WHAT THE EXERCISE ASKS:
Say how many lines hold the string "icon", and nothing more.

[Data extracted from a collection]
================
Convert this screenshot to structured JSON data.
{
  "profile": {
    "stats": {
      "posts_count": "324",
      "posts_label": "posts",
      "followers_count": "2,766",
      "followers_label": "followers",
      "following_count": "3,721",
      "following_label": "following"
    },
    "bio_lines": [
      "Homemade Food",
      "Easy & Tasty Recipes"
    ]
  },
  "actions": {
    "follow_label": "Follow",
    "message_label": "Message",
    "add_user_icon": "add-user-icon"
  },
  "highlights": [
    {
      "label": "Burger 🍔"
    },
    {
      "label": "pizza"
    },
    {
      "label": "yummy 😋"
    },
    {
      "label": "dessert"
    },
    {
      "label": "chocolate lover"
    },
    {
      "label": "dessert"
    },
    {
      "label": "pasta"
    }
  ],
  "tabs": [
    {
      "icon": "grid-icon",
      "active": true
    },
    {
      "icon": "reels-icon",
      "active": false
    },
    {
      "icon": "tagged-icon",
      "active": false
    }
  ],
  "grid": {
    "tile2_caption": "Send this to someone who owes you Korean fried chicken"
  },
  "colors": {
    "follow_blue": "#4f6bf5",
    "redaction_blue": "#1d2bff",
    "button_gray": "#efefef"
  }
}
================
OUTPUT OF THE TASK:
4